- Opening Delimiter -

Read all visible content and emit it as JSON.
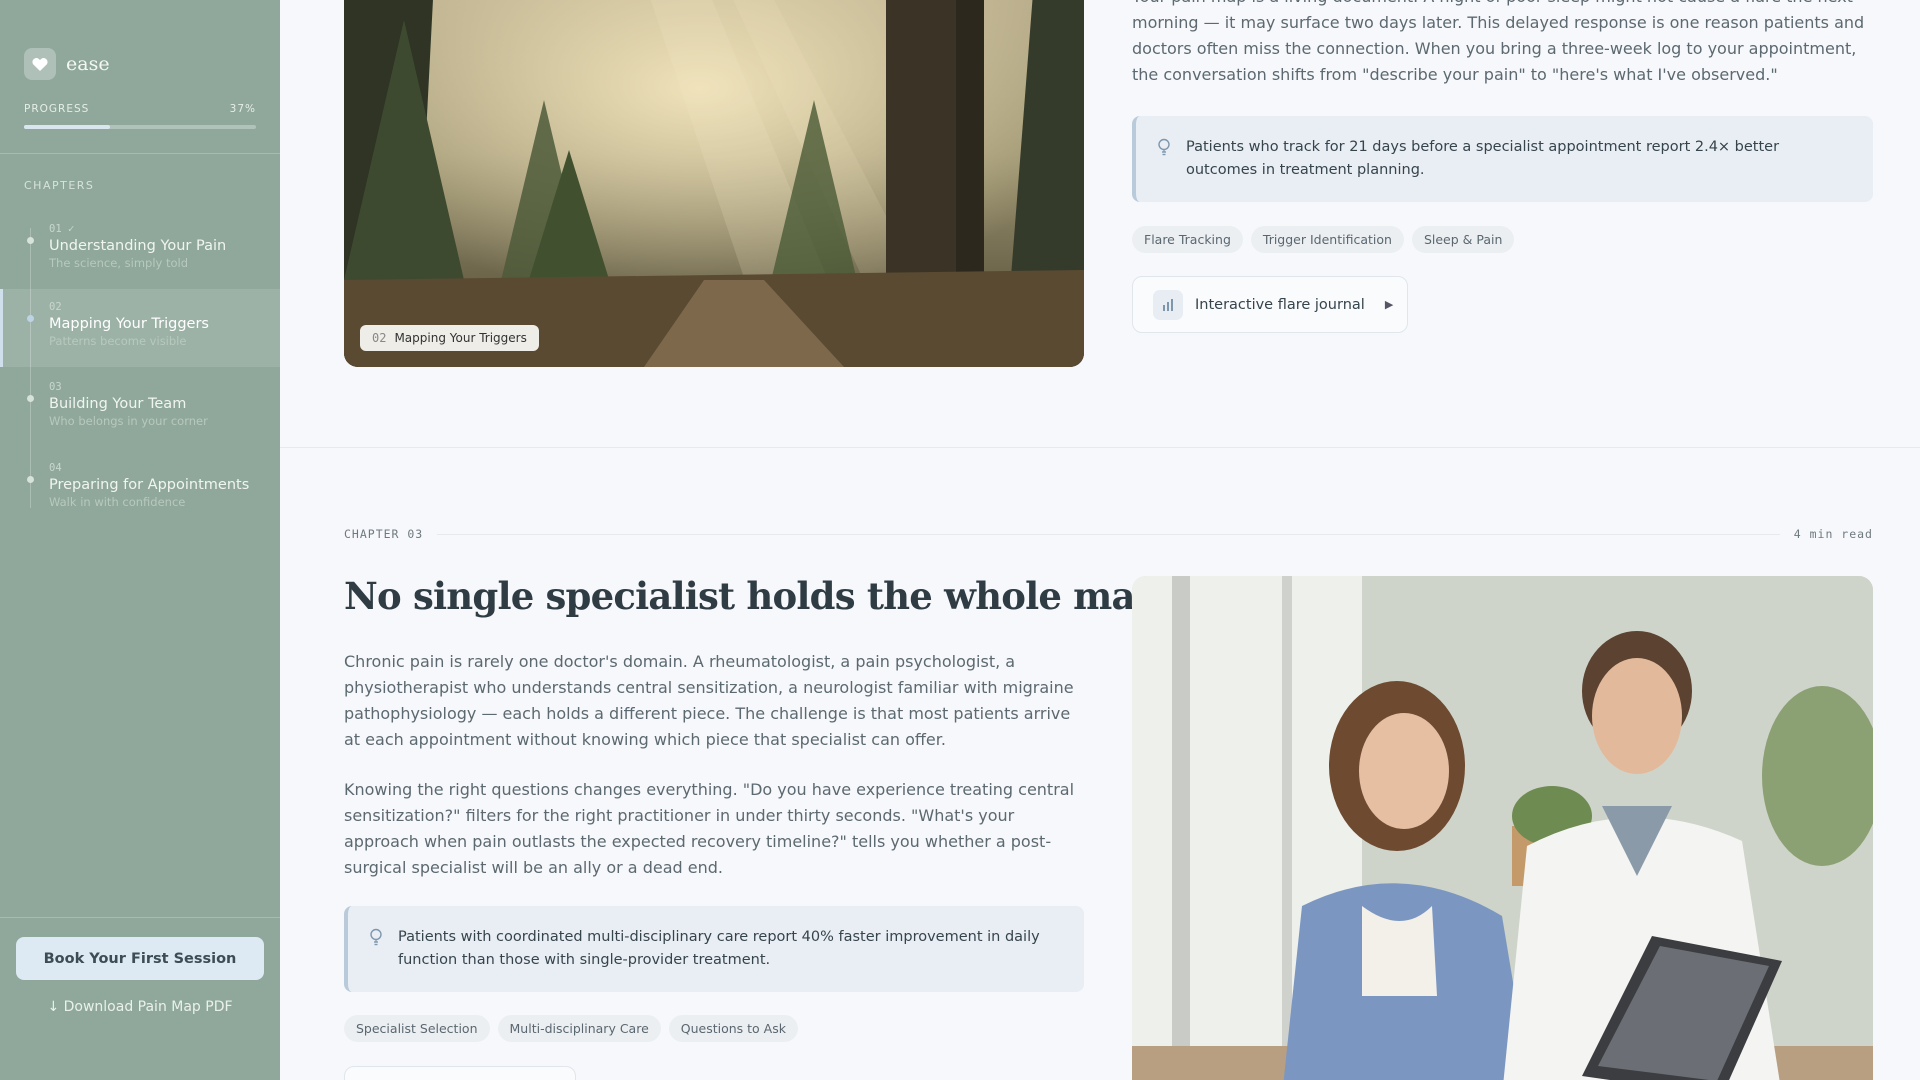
{
  "app": {
    "brand_name": "ease"
  },
  "progress": {
    "label": "PROGRESS",
    "value_text": "37%",
    "value": 0.37
  },
  "chapters_label": "CHAPTERS",
  "chapters": [
    {
      "num": "01 ✓",
      "title": "Understanding Your Pain",
      "subtitle": "The science, simply told",
      "active": false
    },
    {
      "num": "02",
      "title": "Mapping Your Triggers",
      "subtitle": "Patterns become visible",
      "active": true
    },
    {
      "num": "03",
      "title": "Building Your Team",
      "subtitle": "Who belongs in your corner",
      "active": false
    },
    {
      "num": "04",
      "title": "Preparing for Appointments",
      "subtitle": "Walk in with confidence",
      "active": false
    }
  ],
  "sidebar_actions": {
    "book_label": "Book Your First Session",
    "download_label": "↓ Download Pain Map PDF"
  },
  "chapter02": {
    "image_caption_num": "02",
    "image_caption_title": "Mapping Your Triggers",
    "body_text": "Your pain map is a living document. A night of poor sleep might not cause a flare the next morning — it may surface two days later. This delayed response is one reason patients and doctors often miss the connection. When you bring a three-week log to your appointment, the conversation shifts from \"describe your pain\" to \"here's what I've observed.\"",
    "callout": "Patients who track for 21 days before a specialist appointment report 2.4× better outcomes in treatment planning.",
    "tags": [
      "Flare Tracking",
      "Trigger Identification",
      "Sleep & Pain"
    ],
    "journal_label": "Interactive flare journal"
  },
  "chapter03": {
    "label": "CHAPTER 03",
    "read_time": "4 min read",
    "heading": "No single specialist holds the whole map.",
    "paragraph1": "Chronic pain is rarely one doctor's domain. A rheumatologist, a pain psychologist, a physiotherapist who understands central sensitization, a neurologist familiar with migraine pathophysiology — each holds a different piece. The challenge is that most patients arrive at each appointment without knowing which piece that specialist can offer.",
    "paragraph2": "Knowing the right questions changes everything. \"Do you have experience treating central sensitization?\" filters for the right practitioner in under thirty seconds. \"What's your approach when pain outlasts the expected recovery timeline?\" tells you whether a post-surgical specialist will be an ally or a dead end.",
    "callout": "Patients with coordinated multi-disciplinary care report 40% faster improvement in daily function than those with single-provider treatment.",
    "tags": [
      "Specialist Selection",
      "Multi-disciplinary Care",
      "Questions to Ask"
    ]
  }
}
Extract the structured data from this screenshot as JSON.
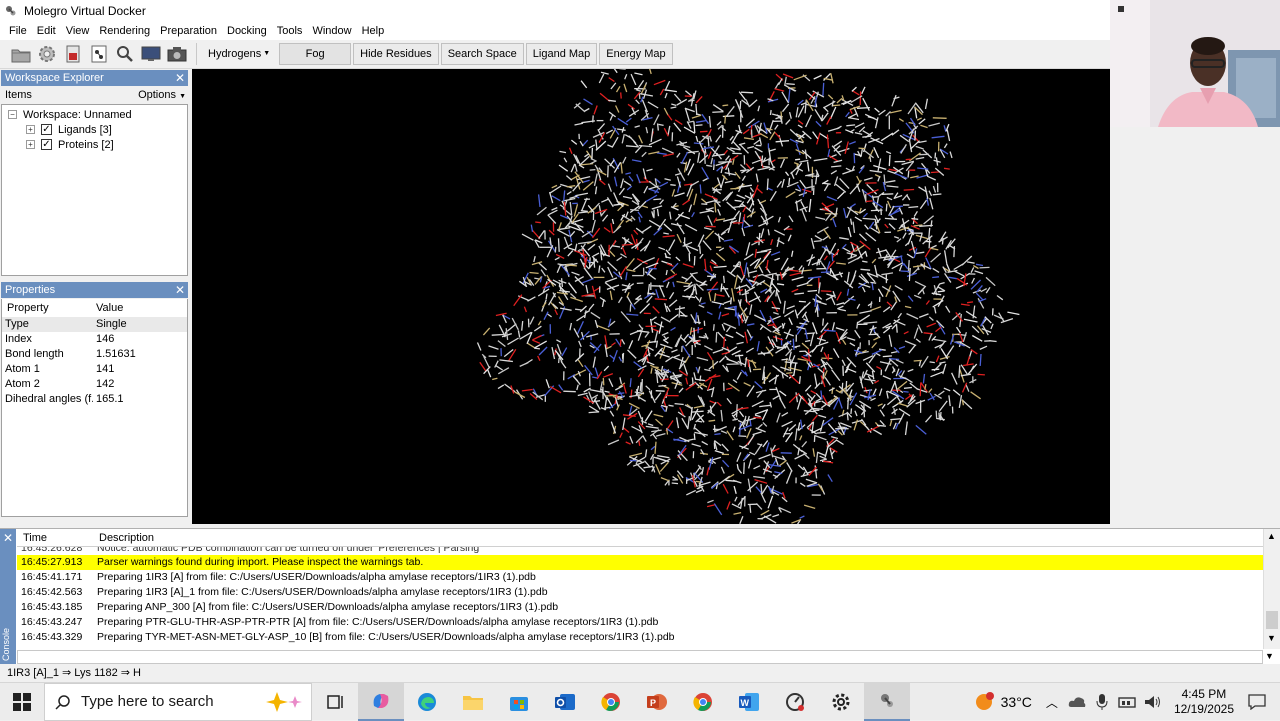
{
  "window": {
    "title": "Molegro Virtual Docker"
  },
  "menu": [
    "File",
    "Edit",
    "View",
    "Rendering",
    "Preparation",
    "Docking",
    "Tools",
    "Window",
    "Help"
  ],
  "toolbar": {
    "icons": [
      "open-folder-icon",
      "settings-gear-icon",
      "clear-workspace-icon",
      "molecule-icon",
      "zoom-magnifier-icon",
      "screenshot-icon",
      "camera-icon"
    ],
    "hydrogens": "Hydrogens",
    "fog": "Fog",
    "hide_residues": "Hide Residues",
    "search_space": "Search Space",
    "ligand_map": "Ligand Map",
    "energy_map": "Energy Map"
  },
  "workspace": {
    "title": "Workspace Explorer",
    "items_label": "Items",
    "options_label": "Options",
    "root": "Workspace: Unnamed",
    "children": [
      {
        "label": "Ligands [3]",
        "checked": true
      },
      {
        "label": "Proteins [2]",
        "checked": true
      }
    ]
  },
  "properties": {
    "title": "Properties",
    "col_property": "Property",
    "col_value": "Value",
    "rows": [
      {
        "k": "Type",
        "v": "Single"
      },
      {
        "k": "Index",
        "v": "146"
      },
      {
        "k": "Bond length",
        "v": "1.51631"
      },
      {
        "k": "Atom 1",
        "v": "141"
      },
      {
        "k": "Atom 2",
        "v": "142"
      },
      {
        "k": "Dihedral angles (f...",
        "v": "165.1"
      }
    ]
  },
  "console": {
    "side_label": "Console",
    "col_time": "Time",
    "col_desc": "Description",
    "partial_row": {
      "t": "16:45:26.628",
      "d": "Notice: automatic PDB combination can be turned off under 'Preferences | Parsing'"
    },
    "rows": [
      {
        "t": "16:45:27.913",
        "d": "Parser warnings found during import. Please inspect the warnings tab.",
        "highlight": true
      },
      {
        "t": "16:45:41.171",
        "d": "Preparing 1IR3 [A] from file: C:/Users/USER/Downloads/alpha amylase receptors/1IR3 (1).pdb"
      },
      {
        "t": "16:45:42.563",
        "d": "Preparing 1IR3 [A]_1 from file: C:/Users/USER/Downloads/alpha amylase receptors/1IR3 (1).pdb"
      },
      {
        "t": "16:45:43.185",
        "d": "Preparing ANP_300 [A] from file: C:/Users/USER/Downloads/alpha amylase receptors/1IR3 (1).pdb"
      },
      {
        "t": "16:45:43.247",
        "d": "Preparing PTR-GLU-THR-ASP-PTR-PTR [A] from file: C:/Users/USER/Downloads/alpha amylase receptors/1IR3 (1).pdb"
      },
      {
        "t": "16:45:43.329",
        "d": "Preparing TYR-MET-ASN-MET-GLY-ASP_10 [B] from file: C:/Users/USER/Downloads/alpha amylase receptors/1IR3 (1).pdb"
      }
    ]
  },
  "status": "1IR3 [A]_1 ⇒ Lys 1182 ⇒ H",
  "taskbar": {
    "search_placeholder": "Type here to search",
    "temperature": "33°C",
    "time": "4:45 PM",
    "date": "12/19/2025",
    "apps": [
      "task-view-icon",
      "copilot-icon",
      "edge-icon",
      "file-explorer-icon",
      "store-icon",
      "outlook-icon",
      "chrome-icon",
      "powerpoint-icon",
      "chrome-profile-icon",
      "word-icon",
      "speed-icon",
      "settings-icon",
      "molegro-icon"
    ]
  },
  "colors": {
    "panel_header": "#6a8fbf",
    "highlight": "#ffff00",
    "viewport_bg": "#000000"
  }
}
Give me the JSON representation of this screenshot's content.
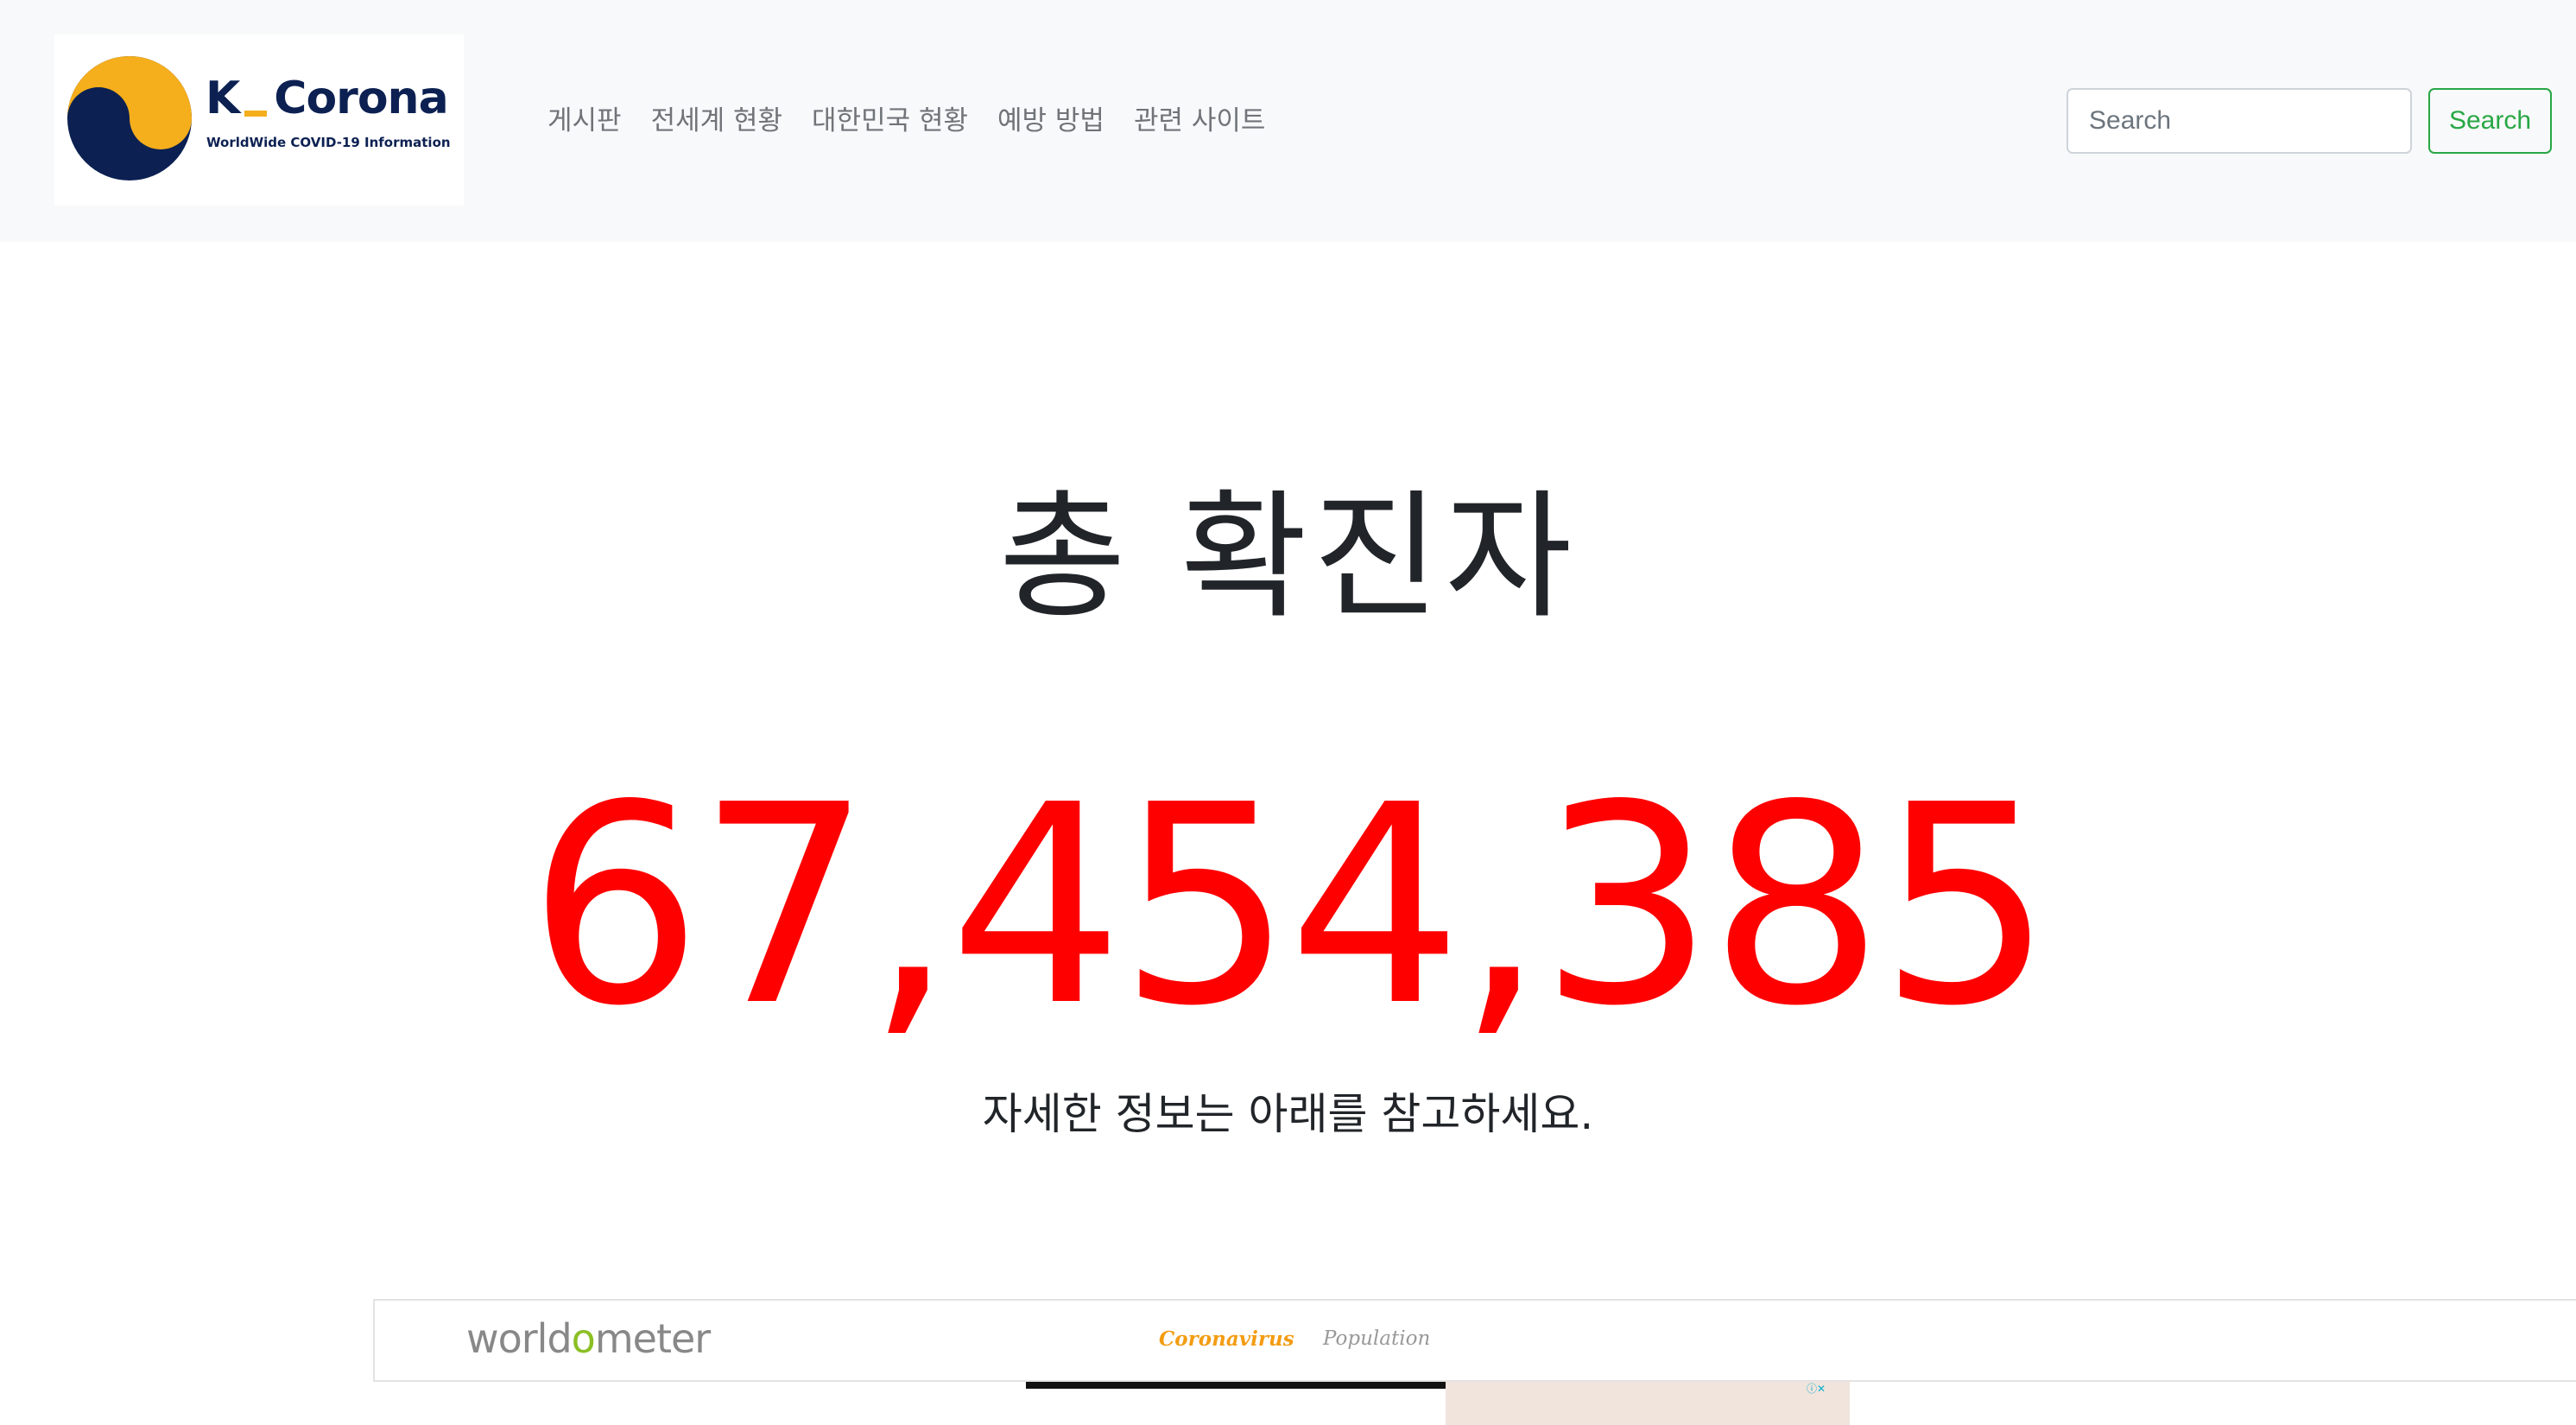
{
  "brand": {
    "title_prefix": "K",
    "title_suffix": "Corona",
    "tagline": "WorldWide COVID-19 Information",
    "colors": {
      "navy": "#0c2152",
      "gold": "#f5ae1c"
    }
  },
  "nav": {
    "items": [
      {
        "label": "게시판"
      },
      {
        "label": "전세계 현황"
      },
      {
        "label": "대한민국 현황"
      },
      {
        "label": "예방 방법"
      },
      {
        "label": "관련 사이트"
      }
    ]
  },
  "search": {
    "placeholder": "Search",
    "value": "",
    "button_label": "Search",
    "button_color": "#28a745"
  },
  "hero": {
    "title": "총 확진자",
    "count": "67,454,385",
    "count_color": "#ff0000",
    "note": "자세한 정보는 아래를 참고하세요."
  },
  "embed": {
    "logo_start": "world",
    "logo_accent": "o",
    "logo_end": "meter",
    "links": [
      {
        "label": "Coronavirus",
        "active": true
      },
      {
        "label": "Population",
        "active": false
      }
    ],
    "ad_choices_icon": "adchoices-icon"
  }
}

- Closing Delimiter -

Could you report every line of the material that contains the string "amylase"?

        "d": "Preparing 1IR3 [A] from file: C:/Users/USER/Downloads/alpha amylase receptors/1IR3 (1).pdb"
        "d": "Preparing 1IR3 [A]_1 from file: C:/Users/USER/Downloads/alpha amylase receptors/1IR3 (1).pdb"
        "d": "Preparing ANP_300 [A] from file: C:/Users/USER/Downloads/alpha amylase receptors/1IR3 (1).pdb"
        "d": "Preparing PTR-GLU-THR-ASP-PTR-PTR [A] from file: C:/Users/USER/Downloads/alpha amylase receptors/1IR3 (1).pdb"
        "d": "Preparing TYR-MET-ASN-MET-GLY-ASP_10 [B] from file: C:/Users/USER/Downloads/alpha amylase receptors/1IR3 (1).pdb"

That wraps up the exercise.